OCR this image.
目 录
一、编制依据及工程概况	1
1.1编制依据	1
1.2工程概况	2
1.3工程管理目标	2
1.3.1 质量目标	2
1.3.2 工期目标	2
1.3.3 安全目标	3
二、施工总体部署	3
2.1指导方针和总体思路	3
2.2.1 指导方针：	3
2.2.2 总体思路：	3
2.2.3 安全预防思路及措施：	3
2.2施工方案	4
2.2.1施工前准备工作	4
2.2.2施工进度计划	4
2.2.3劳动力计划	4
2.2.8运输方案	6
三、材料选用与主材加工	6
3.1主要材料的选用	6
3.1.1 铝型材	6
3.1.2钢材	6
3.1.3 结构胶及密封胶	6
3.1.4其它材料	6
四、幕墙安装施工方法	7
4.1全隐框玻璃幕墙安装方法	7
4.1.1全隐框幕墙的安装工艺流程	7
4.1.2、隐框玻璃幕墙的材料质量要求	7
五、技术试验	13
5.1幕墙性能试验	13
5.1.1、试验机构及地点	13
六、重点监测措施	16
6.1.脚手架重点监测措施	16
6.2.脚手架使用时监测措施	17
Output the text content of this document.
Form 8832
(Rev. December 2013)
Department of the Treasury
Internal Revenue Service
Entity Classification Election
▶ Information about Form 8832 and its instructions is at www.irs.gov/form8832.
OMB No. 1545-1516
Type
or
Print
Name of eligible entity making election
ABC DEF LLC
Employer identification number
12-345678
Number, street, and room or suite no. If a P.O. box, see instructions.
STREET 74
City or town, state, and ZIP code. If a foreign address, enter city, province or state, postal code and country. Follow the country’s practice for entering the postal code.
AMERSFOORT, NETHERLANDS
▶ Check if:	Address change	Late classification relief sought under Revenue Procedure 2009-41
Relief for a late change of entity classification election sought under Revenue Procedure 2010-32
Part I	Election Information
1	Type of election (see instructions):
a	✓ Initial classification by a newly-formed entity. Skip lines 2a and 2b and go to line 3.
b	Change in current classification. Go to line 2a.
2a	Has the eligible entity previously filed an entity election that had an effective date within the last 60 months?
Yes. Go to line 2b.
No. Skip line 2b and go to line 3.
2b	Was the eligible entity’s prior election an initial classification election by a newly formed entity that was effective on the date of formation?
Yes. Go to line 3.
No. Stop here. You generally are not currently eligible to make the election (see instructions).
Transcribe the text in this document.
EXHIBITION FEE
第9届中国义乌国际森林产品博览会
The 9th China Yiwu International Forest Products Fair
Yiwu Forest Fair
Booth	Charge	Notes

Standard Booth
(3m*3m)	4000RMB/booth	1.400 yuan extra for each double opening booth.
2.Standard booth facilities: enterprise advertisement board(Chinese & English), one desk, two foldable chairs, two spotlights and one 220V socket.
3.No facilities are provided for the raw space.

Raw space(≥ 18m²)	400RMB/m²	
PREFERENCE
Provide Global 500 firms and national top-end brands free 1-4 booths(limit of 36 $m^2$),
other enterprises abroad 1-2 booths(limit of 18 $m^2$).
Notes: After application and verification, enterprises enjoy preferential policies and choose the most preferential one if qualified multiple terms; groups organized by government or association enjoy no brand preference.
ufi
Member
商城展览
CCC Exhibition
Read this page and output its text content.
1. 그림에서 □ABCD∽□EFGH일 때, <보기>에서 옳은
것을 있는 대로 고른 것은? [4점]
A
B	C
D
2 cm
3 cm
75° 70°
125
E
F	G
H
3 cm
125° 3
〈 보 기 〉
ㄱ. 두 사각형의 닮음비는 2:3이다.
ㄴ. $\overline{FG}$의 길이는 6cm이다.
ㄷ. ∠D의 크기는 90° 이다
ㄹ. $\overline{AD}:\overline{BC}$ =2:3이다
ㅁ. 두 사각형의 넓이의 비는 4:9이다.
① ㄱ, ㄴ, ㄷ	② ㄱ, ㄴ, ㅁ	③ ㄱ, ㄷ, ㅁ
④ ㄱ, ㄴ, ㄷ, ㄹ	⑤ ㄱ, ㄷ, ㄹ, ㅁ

* What to do *
Only the lines from the one that contains "Transcribe the text in this document." to the end of the entries above should be given again, exactly and in full.

* Response *
Transcribe the text in this document.
EXHIBITION FEE
第9届中国义乌国际森林产品博览会
The 9th China Yiwu International Forest Products Fair
Yiwu Forest Fair
Booth	Charge	Notes

Standard Booth
(3m*3m)	4000RMB/booth	1.400 yuan extra for each double opening booth.
2.Standard booth facilities: enterprise advertisement board(Chinese & English), one desk, two foldable chairs, two spotlights and one 220V socket.
3.No facilities are provided for the raw space.

Raw space(≥ 18m²)	400RMB/m²	
PREFERENCE
Provide Global 500 firms and national top-end brands free 1-4 booths(limit of 36 $m^2$),
other enterprises abroad 1-2 booths(limit of 18 $m^2$).
Notes: After application and verification, enterprises enjoy preferential policies and choose the most preferential one if qualified multiple terms; groups organized by government or association enjoy no brand preference.
ufi
Member
商城展览
CCC Exhibition
Read this page and output its text content.
1. 그림에서 □ABCD∽□EFGH일 때, <보기>에서 옳은
것을 있는 대로 고른 것은? [4점]
A
B	C
D
2 cm
3 cm
75° 70°
125
E
F	G
H
3 cm
125° 3
〈 보 기 〉
ㄱ. 두 사각형의 닮음비는 2:3이다.
ㄴ. $\overline{FG}$의 길이는 6cm이다.
ㄷ. ∠D의 크기는 90° 이다
ㄹ. $\overline{AD}:\overline{BC}$ =2:3이다
ㅁ. 두 사각형의 넓이의 비는 4:9이다.
① ㄱ, ㄴ, ㄷ	② ㄱ, ㄴ, ㅁ	③ ㄱ, ㄷ, ㅁ
④ ㄱ, ㄴ, ㄷ, ㄹ	⑤ ㄱ, ㄷ, ㄹ, ㅁ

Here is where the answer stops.